Data excerpts —

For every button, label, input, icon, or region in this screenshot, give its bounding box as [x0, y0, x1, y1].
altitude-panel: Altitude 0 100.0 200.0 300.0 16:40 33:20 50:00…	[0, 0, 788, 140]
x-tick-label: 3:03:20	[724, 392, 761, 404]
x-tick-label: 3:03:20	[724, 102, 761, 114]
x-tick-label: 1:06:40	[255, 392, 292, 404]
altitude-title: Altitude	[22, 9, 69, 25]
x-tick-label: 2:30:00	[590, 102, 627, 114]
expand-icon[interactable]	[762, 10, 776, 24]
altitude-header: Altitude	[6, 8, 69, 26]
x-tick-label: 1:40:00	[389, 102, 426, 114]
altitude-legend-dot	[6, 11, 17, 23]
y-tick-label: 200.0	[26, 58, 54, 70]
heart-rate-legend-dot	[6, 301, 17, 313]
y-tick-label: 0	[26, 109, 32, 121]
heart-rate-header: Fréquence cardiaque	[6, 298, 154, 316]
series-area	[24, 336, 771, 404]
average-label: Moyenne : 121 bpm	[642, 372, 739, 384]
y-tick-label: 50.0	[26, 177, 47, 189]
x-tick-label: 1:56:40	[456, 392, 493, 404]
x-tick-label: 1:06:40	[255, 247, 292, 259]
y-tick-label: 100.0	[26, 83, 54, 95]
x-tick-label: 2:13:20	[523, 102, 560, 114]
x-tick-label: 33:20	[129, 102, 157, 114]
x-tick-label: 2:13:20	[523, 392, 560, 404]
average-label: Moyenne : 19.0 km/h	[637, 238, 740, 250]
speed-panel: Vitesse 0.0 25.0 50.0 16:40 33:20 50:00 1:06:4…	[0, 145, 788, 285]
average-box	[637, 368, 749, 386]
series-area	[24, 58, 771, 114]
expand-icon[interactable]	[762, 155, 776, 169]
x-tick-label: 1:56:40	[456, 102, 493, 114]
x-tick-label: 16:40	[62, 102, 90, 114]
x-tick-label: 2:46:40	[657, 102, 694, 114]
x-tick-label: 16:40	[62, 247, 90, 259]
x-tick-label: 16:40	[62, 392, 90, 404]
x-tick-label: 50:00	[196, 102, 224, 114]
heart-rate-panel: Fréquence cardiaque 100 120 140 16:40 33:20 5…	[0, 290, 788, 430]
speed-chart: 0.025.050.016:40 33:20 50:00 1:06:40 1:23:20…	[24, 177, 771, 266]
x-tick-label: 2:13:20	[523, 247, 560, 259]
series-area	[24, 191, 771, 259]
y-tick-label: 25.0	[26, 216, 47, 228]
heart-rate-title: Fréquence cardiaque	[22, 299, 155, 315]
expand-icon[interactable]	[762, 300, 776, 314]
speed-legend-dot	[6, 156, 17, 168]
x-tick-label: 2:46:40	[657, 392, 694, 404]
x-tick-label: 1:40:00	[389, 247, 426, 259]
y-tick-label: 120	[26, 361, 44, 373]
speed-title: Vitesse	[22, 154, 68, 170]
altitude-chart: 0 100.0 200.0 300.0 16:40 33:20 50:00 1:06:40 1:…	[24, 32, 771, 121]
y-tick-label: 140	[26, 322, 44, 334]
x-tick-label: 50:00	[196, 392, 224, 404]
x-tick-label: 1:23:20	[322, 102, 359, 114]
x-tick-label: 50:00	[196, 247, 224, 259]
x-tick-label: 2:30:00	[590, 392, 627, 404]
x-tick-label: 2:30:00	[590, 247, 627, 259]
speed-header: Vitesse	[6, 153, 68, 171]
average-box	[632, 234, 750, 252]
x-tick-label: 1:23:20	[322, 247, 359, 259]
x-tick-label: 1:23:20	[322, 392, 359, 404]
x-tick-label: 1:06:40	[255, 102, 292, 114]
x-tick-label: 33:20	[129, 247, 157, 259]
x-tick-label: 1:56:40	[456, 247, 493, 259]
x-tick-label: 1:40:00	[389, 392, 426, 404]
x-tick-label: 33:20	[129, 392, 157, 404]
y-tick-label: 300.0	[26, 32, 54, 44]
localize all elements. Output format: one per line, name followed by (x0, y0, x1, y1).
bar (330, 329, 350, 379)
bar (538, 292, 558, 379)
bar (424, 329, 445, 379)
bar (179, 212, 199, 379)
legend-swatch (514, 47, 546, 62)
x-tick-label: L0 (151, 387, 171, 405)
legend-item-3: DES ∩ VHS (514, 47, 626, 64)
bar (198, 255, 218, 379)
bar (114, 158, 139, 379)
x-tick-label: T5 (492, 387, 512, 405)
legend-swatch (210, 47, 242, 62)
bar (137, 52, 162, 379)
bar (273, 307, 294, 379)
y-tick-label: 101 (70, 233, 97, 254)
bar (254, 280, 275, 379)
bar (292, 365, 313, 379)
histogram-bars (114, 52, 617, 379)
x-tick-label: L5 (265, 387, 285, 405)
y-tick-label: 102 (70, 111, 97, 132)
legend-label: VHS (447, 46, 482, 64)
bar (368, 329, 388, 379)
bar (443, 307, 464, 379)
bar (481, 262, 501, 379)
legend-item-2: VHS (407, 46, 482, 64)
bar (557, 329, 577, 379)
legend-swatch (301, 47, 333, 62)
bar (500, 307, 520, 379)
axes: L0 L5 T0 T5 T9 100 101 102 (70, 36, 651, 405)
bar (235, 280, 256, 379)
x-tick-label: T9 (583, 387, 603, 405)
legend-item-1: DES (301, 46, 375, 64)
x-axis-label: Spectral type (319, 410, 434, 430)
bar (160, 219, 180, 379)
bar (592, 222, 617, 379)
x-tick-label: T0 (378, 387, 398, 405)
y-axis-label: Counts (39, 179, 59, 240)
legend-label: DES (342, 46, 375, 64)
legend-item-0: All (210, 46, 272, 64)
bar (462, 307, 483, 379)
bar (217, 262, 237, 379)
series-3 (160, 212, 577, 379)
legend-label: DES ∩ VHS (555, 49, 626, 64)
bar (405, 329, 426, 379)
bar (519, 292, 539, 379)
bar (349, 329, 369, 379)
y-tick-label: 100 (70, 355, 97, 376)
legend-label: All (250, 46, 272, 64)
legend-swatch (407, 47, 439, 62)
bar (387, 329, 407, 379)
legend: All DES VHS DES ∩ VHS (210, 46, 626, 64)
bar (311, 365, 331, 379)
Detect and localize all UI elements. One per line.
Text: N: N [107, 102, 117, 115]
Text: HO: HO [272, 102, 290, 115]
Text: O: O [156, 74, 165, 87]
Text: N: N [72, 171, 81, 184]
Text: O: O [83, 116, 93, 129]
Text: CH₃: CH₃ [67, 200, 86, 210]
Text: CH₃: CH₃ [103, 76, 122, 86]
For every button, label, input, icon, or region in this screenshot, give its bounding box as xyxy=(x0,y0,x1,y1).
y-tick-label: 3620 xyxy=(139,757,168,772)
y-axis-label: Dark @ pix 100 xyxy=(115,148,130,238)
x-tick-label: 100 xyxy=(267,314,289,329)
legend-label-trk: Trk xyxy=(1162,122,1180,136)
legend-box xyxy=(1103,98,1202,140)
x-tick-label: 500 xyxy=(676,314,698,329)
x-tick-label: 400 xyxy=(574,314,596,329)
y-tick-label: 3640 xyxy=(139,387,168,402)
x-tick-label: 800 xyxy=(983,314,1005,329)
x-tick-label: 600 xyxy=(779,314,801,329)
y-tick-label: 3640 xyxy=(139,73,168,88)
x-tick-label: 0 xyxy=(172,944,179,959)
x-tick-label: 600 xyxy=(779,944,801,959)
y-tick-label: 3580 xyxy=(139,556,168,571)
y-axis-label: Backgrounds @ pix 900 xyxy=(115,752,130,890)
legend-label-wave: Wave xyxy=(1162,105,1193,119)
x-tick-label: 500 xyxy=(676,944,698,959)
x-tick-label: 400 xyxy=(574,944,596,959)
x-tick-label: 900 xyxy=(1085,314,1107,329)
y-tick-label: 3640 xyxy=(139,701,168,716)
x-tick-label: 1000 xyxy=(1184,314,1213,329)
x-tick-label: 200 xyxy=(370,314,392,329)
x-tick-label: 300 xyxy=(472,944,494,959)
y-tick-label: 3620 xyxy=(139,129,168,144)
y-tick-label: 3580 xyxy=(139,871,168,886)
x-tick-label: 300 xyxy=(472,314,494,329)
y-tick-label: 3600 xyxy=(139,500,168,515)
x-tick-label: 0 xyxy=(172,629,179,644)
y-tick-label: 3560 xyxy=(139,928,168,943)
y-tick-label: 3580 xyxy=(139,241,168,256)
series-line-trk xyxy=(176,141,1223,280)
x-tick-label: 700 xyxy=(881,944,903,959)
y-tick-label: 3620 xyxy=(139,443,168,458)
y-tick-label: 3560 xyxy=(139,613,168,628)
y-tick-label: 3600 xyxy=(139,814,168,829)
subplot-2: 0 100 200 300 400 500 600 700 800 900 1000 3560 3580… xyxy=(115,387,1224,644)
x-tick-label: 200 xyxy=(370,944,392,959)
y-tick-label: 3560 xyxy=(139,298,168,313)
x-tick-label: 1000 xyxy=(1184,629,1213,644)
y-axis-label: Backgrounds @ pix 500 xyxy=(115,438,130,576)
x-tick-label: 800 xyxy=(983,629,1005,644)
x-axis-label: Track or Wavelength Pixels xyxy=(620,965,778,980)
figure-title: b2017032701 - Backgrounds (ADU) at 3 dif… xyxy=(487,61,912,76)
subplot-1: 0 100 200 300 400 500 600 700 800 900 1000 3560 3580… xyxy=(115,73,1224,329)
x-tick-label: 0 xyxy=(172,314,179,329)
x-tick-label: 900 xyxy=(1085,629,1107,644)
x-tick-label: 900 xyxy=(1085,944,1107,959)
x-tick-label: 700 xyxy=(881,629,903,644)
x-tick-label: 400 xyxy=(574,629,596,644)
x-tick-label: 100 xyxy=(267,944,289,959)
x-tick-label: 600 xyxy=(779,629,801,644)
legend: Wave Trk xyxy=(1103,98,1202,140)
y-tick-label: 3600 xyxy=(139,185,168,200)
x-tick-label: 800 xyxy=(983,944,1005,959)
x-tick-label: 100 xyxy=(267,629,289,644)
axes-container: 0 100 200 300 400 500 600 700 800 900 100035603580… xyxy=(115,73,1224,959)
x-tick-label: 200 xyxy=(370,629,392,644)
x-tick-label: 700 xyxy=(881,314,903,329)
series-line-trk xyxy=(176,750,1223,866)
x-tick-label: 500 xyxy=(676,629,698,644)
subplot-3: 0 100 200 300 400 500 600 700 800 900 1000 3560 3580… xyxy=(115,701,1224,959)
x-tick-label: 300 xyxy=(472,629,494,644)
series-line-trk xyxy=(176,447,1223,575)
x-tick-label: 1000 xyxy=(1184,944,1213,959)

Instructions to follow —
Reproduce the entries from the first line through the line containing "58, 54, 70]", substituting "x-axis-label" for every occurrence of "x-tick-label" and leaving all else unchanged.

Complete answer —
For every button, label, input, icon, or region in this screenshot, give its bounding box as [x0, y0, x1, y1].
altitude-panel: Altitude 0 100.0 200.0 300.0 16:40 33:20 50:00…	[0, 0, 788, 140]
x-axis-label: 3:03:20	[724, 392, 761, 404]
x-axis-label: 3:03:20	[724, 102, 761, 114]
x-axis-label: 1:06:40	[255, 392, 292, 404]
altitude-title: Altitude	[22, 9, 69, 25]
x-axis-label: 2:30:00	[590, 102, 627, 114]
expand-icon[interactable]	[762, 10, 776, 24]
altitude-header: Altitude	[6, 8, 69, 26]
x-axis-label: 1:40:00	[389, 102, 426, 114]
altitude-legend-dot	[6, 11, 17, 23]
y-tick-label: 200.0	[26, 58, 54, 70]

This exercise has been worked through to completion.